*Task*. Print the data that follows exactly.

*Dataset records*.

■ ■ ■ ■ ■ ■ ■

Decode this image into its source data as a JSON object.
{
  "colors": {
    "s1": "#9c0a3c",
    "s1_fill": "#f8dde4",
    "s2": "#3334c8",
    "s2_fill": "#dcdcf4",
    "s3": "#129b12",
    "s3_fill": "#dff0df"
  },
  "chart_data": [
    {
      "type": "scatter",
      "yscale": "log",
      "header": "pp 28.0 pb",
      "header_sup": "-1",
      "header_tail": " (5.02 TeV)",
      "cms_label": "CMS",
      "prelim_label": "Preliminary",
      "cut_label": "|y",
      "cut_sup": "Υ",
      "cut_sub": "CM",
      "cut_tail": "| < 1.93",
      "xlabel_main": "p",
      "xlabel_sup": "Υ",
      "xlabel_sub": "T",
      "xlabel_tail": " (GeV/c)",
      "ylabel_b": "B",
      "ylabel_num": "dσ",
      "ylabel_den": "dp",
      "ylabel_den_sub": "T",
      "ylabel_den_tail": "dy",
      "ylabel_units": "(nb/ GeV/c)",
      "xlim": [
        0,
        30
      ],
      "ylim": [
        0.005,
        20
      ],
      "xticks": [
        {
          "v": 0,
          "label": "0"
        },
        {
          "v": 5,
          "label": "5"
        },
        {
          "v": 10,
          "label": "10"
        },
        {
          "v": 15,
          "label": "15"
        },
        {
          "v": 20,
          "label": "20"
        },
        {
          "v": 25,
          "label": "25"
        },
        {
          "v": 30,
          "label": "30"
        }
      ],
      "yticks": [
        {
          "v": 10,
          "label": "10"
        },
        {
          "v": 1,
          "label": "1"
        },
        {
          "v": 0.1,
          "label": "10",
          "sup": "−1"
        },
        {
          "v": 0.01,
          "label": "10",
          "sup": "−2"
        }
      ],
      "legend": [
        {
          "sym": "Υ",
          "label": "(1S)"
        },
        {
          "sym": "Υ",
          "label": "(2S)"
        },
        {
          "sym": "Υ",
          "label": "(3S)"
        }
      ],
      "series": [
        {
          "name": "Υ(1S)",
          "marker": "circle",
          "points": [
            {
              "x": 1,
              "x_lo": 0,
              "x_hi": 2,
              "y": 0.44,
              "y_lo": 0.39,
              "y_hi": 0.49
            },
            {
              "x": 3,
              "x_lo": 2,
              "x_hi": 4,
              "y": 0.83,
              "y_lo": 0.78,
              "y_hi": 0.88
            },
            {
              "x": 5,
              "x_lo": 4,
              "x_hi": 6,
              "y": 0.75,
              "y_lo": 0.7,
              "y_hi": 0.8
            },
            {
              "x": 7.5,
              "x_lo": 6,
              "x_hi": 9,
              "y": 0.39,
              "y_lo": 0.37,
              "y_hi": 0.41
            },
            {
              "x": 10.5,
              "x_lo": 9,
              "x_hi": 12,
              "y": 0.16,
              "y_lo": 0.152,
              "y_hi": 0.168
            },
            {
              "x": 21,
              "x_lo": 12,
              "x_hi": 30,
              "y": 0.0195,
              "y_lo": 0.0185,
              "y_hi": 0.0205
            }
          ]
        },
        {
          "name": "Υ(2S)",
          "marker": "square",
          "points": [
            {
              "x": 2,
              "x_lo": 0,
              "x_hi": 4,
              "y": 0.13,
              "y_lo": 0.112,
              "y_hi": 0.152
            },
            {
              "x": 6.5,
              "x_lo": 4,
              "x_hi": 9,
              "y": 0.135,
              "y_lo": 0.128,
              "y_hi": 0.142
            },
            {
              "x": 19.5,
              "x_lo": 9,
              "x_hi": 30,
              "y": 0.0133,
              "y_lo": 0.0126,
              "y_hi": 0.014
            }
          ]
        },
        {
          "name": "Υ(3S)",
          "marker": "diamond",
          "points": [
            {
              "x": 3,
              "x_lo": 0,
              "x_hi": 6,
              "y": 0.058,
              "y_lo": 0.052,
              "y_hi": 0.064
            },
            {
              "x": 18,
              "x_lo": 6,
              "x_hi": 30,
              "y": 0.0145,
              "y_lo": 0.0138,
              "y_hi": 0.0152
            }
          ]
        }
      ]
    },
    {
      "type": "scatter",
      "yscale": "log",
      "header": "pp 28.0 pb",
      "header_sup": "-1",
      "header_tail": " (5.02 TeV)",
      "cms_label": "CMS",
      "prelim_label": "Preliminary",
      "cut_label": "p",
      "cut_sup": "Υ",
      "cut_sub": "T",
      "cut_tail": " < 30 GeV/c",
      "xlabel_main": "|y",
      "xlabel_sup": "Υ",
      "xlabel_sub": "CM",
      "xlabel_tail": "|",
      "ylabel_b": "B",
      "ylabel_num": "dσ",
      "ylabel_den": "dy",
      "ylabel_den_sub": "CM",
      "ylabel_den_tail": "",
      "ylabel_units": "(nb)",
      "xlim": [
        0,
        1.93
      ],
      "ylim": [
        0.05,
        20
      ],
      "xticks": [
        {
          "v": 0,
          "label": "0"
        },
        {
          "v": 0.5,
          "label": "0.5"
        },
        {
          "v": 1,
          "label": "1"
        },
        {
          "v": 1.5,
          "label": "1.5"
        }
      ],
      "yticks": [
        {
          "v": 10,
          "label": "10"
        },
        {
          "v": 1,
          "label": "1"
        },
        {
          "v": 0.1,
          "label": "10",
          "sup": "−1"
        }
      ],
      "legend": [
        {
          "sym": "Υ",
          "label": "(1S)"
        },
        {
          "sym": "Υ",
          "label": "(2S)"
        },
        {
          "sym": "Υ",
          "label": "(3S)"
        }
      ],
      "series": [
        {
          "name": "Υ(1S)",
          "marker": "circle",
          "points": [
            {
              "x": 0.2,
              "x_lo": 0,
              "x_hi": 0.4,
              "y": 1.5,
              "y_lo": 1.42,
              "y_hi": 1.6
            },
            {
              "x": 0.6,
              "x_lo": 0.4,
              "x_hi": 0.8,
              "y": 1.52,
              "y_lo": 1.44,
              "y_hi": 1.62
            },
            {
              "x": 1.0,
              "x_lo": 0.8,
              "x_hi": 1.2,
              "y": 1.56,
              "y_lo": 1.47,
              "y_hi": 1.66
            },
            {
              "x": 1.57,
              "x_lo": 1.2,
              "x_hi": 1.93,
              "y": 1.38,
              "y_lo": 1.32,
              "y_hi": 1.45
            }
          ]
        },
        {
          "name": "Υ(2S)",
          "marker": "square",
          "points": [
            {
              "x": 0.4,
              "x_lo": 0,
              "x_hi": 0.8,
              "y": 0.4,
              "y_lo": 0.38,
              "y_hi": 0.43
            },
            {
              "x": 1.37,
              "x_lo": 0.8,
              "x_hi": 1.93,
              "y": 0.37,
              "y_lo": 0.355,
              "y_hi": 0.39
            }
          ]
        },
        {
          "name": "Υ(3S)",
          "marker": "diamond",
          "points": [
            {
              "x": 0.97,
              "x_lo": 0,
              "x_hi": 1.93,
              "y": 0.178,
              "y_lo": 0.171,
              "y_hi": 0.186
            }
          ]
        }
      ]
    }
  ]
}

■ ■ ■ ■ ■ ■ ■

*Correct result*.
Decode this image into its source data as a JSON object.
{
  "colors": {
    "s1": "#9c0a3c",
    "s1_fill": "#f8dde4",
    "s2": "#3334c8",
    "s2_fill": "#dcdcf4",
    "s3": "#129b12",
    "s3_fill": "#dff0df"
  },
  "chart_data": [
    {
      "type": "scatter",
      "yscale": "log",
      "header": "pp 28.0 pb",
      "header_sup": "-1",
      "header_tail": " (5.02 TeV)",
      "cms_label": "CMS",
      "prelim_label": "Preliminary",
      "cut_label": "|y",
      "cut_sup": "Υ",
      "cut_sub": "CM",
      "cut_tail": "| < 1.93",
      "xlabel_main": "p",
      "xlabel_sup": "Υ",
      "xlabel_sub": "T",
      "xlabel_tail": " (GeV/c)",
      "ylabel_b": "B",
      "ylabel_num": "dσ",
      "ylabel_den": "dp",
      "ylabel_den_sub": "T",
      "ylabel_den_tail": "dy",
      "ylabel_units": "(nb/ GeV/c)",
      "xlim": [
        0,
        30
      ],
      "ylim": [
        0.005,
        20
      ],
      "xticks": [
        {
          "v": 0,
          "label": "0"
        },
        {
          "v": 5,
          "label": "5"
        },
        {
          "v": 10,
          "label": "10"
        },
        {
          "v": 15,
          "label": "15"
        },
        {
          "v": 20,
          "label": "20"
        },
        {
          "v": 25,
          "label": "25"
        },
        {
          "v": 30,
          "label": "30"
        }
      ],
      "yticks": [
        {
          "v": 10,
          "label": "10"
        },
        {
          "v": 1,
          "label": "1"
        },
        {
          "v": 0.1,
          "label": "10",
          "sup": "−1"
        },
        {
          "v": 0.01,
          "label": "10",
          "sup": "−2"
        }
      ],
      "legend": [
        {
          "sym": "Υ",
          "label": "(1S)"
        },
        {
          "sym": "Υ",
          "label": "(2S)"
        },
        {
          "sym": "Υ",
          "label": "(3S)"
        }
      ],
      "series": [
        {
          "name": "Υ(1S)",
          "marker": "circle",
          "points": [
            {
              "x": 1,
              "x_lo": 0,
              "x_hi": 2,
              "y": 0.44,
              "y_lo": 0.39,
              "y_hi": 0.49
            },
            {
              "x": 3,
              "x_lo": 2,
              "x_hi": 4,
              "y": 0.83,
              "y_lo": 0.78,
              "y_hi": 0.88
            },
            {
              "x": 5,
              "x_lo": 4,
              "x_hi": 6,
              "y": 0.75,
              "y_lo": 0.7,
              "y_hi": 0.8
            },
            {
              "x": 7.5,
              "x_lo": 6,
              "x_hi": 9,
              "y": 0.39,
              "y_lo": 0.37,
              "y_hi": 0.41
            },
            {
              "x": 10.5,
              "x_lo": 9,
              "x_hi": 12,
              "y": 0.16,
              "y_lo": 0.152,
              "y_hi": 0.168
            },
            {
              "x": 21,
              "x_lo": 12,
              "x_hi": 30,
              "y": 0.0195,
              "y_lo": 0.0185,
              "y_hi": 0.0205
            }
          ]
        },
        {
          "name": "Υ(2S)",
          "marker": "square",
          "points": [
            {
              "x": 2,
              "x_lo": 0,
              "x_hi": 4,
              "y": 0.13,
              "y_lo": 0.112,
              "y_hi": 0.152
            },
            {
              "x": 6.5,
              "x_lo": 4,
              "x_hi": 9,
              "y": 0.135,
              "y_lo": 0.128,
              "y_hi": 0.142
            },
            {
              "x": 19.5,
              "x_lo": 9,
              "x_hi": 30,
              "y": 0.0133,
              "y_lo": 0.0126,
              "y_hi": 0.014
            }
          ]
        },
        {
          "name": "Υ(3S)",
          "marker": "diamond",
          "points": [
            {
              "x": 3,
              "x_lo": 0,
              "x_hi": 6,
              "y": 0.058,
              "y_lo": 0.052,
              "y_hi": 0.064
            },
            {
              "x": 18,
              "x_lo": 6,
              "x_hi": 30,
              "y": 0.0145,
              "y_lo": 0.0138,
              "y_hi": 0.0152
            }
          ]
        }
      ]
    },
    {
      "type": "scatter",
      "yscale": "log",
      "header": "pp 28.0 pb",
      "header_sup": "-1",
      "header_tail": " (5.02 TeV)",
      "cms_label": "CMS",
      "prelim_label": "Preliminary",
      "cut_label": "p",
      "cut_sup": "Υ",
      "cut_sub": "T",
      "cut_tail": " < 30 GeV/c",
      "xlabel_main": "|y",
      "xlabel_sup": "Υ",
      "xlabel_sub": "CM",
      "xlabel_tail": "|",
      "ylabel_b": "B",
      "ylabel_num": "dσ",
      "ylabel_den": "dy",
      "ylabel_den_sub": "CM",
      "ylabel_den_tail": "",
      "ylabel_units": "(nb)",
      "xlim": [
        0,
        1.93
      ],
      "ylim": [
        0.05,
        20
      ],
      "xticks": [
        {
          "v": 0,
          "label": "0"
        },
        {
          "v": 0.5,
          "label": "0.5"
        },
        {
          "v": 1,
          "label": "1"
        },
        {
          "v": 1.5,
          "label": "1.5"
        }
      ],
      "yticks": [
        {
          "v": 10,
          "label": "10"
        },
        {
          "v": 1,
          "label": "1"
        },
        {
          "v": 0.1,
          "label": "10",
          "sup": "−1"
        }
      ],
      "legend": [
        {
          "sym": "Υ",
          "label": "(1S)"
        },
        {
          "sym": "Υ",
          "label": "(2S)"
        },
        {
          "sym": "Υ",
          "label": "(3S)"
        }
      ],
      "series": [
        {
          "name": "Υ(1S)",
          "marker": "circle",
          "points": [
            {
              "x": 0.2,
              "x_lo": 0,
              "x_hi": 0.4,
              "y": 1.5,
              "y_lo": 1.42,
              "y_hi": 1.6
            },
            {
              "x": 0.6,
              "x_lo": 0.4,
              "x_hi": 0.8,
              "y": 1.52,
              "y_lo": 1.44,
              "y_hi": 1.62
            },
            {
              "x": 1.0,
              "x_lo": 0.8,
              "x_hi": 1.2,
              "y": 1.56,
              "y_lo": 1.47,
              "y_hi": 1.66
            },
            {
              "x": 1.57,
              "x_lo": 1.2,
              "x_hi": 1.93,
              "y": 1.38,
              "y_lo": 1.32,
              "y_hi": 1.45
            }
          ]
        },
        {
          "name": "Υ(2S)",
          "marker": "square",
          "points": [
            {
              "x": 0.4,
              "x_lo": 0,
              "x_hi": 0.8,
              "y": 0.4,
              "y_lo": 0.38,
              "y_hi": 0.43
            },
            {
              "x": 1.37,
              "x_lo": 0.8,
              "x_hi": 1.93,
              "y": 0.37,
              "y_lo": 0.355,
              "y_hi": 0.39
            }
          ]
        },
        {
          "name": "Υ(3S)",
          "marker": "diamond",
          "points": [
            {
              "x": 0.97,
              "x_lo": 0,
              "x_hi": 1.93,
              "y": 0.178,
              "y_lo": 0.171,
              "y_hi": 0.186
            }
          ]
        }
      ]
    }
  ]
}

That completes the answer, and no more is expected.